- WRITTEN INSTRUCTION:
Every line that includes the word "production" is to be listed.

- DATASET CONTENT:
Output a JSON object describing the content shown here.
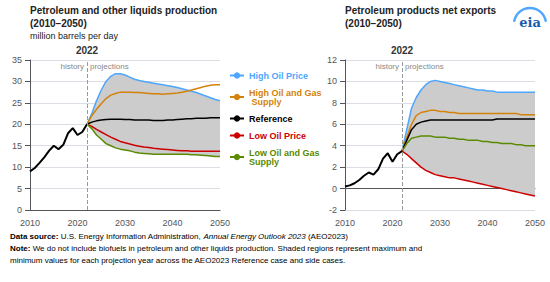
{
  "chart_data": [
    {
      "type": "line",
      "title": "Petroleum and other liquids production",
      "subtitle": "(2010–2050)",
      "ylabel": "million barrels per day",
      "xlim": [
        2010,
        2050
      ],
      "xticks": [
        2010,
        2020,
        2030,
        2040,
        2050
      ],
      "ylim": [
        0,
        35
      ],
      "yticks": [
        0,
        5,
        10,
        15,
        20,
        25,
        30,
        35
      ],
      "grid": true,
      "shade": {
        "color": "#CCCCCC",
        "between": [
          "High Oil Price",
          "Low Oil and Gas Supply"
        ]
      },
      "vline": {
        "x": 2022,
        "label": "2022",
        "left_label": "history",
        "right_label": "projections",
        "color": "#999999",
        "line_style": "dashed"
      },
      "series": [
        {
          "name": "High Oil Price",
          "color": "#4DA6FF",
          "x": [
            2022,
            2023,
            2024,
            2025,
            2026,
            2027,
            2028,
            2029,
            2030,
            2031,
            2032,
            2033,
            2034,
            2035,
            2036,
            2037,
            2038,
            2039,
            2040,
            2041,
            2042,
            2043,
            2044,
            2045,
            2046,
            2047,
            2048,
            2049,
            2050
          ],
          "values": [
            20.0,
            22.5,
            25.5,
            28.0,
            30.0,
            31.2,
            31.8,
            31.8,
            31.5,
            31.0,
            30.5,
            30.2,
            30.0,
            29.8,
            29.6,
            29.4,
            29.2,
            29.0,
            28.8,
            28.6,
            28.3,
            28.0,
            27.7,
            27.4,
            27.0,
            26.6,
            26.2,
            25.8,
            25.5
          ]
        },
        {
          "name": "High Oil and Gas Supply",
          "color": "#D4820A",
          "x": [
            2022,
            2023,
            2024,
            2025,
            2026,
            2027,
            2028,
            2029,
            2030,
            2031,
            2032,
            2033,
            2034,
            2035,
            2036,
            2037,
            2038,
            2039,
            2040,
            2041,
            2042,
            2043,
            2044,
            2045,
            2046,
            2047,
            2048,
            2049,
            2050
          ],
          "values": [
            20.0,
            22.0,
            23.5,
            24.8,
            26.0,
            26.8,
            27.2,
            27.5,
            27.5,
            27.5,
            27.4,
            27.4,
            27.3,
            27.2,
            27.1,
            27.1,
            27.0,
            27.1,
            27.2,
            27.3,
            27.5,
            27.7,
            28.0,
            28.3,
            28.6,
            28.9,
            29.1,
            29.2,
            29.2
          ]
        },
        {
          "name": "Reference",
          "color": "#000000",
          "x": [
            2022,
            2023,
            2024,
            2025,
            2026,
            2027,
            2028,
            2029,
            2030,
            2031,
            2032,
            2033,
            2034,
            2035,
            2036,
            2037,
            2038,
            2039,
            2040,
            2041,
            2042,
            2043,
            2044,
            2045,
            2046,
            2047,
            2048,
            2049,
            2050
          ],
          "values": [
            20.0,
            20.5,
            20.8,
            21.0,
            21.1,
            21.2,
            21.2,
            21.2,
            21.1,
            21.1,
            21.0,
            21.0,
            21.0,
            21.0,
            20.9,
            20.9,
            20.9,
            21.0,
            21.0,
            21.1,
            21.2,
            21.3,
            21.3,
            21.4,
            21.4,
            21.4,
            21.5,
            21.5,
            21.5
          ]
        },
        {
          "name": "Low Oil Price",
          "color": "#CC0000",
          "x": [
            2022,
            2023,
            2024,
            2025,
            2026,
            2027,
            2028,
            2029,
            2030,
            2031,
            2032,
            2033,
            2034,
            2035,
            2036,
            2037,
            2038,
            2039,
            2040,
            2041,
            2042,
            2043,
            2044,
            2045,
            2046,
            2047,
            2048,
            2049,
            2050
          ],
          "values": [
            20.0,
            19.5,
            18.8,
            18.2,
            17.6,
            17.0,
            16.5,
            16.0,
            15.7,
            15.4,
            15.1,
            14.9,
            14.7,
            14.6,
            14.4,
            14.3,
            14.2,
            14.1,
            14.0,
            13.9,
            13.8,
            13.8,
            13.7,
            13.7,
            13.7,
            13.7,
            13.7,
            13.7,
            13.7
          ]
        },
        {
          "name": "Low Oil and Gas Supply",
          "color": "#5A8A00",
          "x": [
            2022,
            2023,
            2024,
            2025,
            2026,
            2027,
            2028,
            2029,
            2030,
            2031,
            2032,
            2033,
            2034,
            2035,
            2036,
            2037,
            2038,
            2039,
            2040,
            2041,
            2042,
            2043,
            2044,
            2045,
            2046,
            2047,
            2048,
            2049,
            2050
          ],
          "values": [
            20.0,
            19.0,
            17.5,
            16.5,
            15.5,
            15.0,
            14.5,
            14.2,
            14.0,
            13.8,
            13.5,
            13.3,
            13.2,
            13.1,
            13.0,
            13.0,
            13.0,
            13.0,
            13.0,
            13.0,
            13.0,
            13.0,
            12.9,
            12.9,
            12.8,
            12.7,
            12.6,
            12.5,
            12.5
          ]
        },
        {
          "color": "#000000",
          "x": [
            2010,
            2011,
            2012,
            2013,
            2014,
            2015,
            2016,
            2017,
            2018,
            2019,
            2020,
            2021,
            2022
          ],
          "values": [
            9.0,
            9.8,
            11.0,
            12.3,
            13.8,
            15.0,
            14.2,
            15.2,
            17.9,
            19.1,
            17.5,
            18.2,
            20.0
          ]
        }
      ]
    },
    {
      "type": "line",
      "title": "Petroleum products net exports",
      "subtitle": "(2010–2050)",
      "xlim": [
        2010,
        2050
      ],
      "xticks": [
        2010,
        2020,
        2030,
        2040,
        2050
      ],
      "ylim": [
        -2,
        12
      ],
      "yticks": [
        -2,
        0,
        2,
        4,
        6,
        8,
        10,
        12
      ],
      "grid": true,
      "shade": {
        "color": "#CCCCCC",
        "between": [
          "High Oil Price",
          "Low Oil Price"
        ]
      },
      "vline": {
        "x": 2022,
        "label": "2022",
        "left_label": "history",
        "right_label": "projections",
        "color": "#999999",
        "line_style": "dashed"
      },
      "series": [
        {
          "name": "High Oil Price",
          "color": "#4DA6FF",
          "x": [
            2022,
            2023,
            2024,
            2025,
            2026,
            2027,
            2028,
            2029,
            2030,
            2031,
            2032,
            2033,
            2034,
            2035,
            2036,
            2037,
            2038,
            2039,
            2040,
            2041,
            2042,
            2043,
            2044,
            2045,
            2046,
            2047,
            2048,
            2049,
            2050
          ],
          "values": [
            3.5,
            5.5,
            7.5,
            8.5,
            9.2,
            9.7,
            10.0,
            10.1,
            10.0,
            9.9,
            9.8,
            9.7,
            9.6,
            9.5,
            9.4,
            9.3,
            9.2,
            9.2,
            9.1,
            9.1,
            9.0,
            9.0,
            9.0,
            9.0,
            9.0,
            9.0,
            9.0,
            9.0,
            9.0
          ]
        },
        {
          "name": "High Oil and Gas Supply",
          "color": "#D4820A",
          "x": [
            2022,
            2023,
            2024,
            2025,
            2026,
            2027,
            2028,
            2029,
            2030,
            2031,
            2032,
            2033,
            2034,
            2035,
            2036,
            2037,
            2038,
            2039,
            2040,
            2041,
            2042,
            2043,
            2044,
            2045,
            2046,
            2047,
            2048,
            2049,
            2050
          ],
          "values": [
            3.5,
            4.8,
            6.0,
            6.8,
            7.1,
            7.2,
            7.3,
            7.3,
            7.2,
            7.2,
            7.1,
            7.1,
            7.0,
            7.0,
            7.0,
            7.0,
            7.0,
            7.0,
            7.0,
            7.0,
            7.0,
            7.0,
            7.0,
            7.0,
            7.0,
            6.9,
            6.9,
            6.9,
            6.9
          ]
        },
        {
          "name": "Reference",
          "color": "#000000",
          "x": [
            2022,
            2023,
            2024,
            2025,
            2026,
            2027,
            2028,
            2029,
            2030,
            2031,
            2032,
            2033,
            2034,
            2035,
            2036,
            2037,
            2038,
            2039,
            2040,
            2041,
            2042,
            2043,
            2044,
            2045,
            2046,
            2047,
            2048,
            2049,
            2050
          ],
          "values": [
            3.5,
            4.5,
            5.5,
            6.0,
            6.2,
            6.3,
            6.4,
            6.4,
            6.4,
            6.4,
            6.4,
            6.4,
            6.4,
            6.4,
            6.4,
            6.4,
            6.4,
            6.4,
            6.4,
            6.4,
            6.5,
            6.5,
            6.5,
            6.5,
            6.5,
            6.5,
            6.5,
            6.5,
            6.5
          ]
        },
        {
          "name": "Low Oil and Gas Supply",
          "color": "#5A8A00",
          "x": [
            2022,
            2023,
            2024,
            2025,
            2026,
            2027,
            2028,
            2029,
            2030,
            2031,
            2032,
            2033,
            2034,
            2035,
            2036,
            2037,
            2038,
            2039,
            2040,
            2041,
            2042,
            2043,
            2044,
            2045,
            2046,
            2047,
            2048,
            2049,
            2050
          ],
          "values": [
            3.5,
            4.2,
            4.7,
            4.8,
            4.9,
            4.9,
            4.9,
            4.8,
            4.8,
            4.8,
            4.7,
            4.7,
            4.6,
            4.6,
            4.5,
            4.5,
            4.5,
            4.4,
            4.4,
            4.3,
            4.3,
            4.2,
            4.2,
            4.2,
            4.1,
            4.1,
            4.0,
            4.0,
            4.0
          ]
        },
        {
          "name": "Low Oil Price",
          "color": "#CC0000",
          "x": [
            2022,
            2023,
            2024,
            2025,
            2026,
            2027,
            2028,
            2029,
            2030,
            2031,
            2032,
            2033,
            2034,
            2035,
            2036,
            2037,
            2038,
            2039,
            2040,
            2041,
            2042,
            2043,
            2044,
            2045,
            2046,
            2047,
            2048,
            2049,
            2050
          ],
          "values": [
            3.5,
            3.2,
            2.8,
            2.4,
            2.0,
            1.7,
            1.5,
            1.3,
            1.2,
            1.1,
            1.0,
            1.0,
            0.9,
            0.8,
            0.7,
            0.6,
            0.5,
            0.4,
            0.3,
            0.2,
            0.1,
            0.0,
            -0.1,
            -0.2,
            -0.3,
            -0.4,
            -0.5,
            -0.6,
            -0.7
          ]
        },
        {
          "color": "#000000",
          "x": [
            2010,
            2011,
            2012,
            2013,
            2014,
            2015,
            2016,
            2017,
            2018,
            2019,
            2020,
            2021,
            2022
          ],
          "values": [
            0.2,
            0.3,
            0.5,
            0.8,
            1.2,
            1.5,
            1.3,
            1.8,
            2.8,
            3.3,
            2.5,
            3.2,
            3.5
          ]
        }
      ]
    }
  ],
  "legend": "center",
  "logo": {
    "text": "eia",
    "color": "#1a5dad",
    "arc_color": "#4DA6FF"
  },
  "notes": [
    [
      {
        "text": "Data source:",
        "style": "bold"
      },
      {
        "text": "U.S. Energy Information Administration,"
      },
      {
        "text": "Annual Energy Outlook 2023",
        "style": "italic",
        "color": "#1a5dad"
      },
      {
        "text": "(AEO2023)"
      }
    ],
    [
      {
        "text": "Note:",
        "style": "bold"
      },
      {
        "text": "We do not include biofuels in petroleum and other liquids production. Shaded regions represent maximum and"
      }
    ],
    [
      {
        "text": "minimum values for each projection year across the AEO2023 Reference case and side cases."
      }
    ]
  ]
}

- FINISHED TASK:
      "title": "Petroleum and other liquids production",
        "text": "We do not include biofuels in petroleum and other liquids production. Shaded regions represent maximum and"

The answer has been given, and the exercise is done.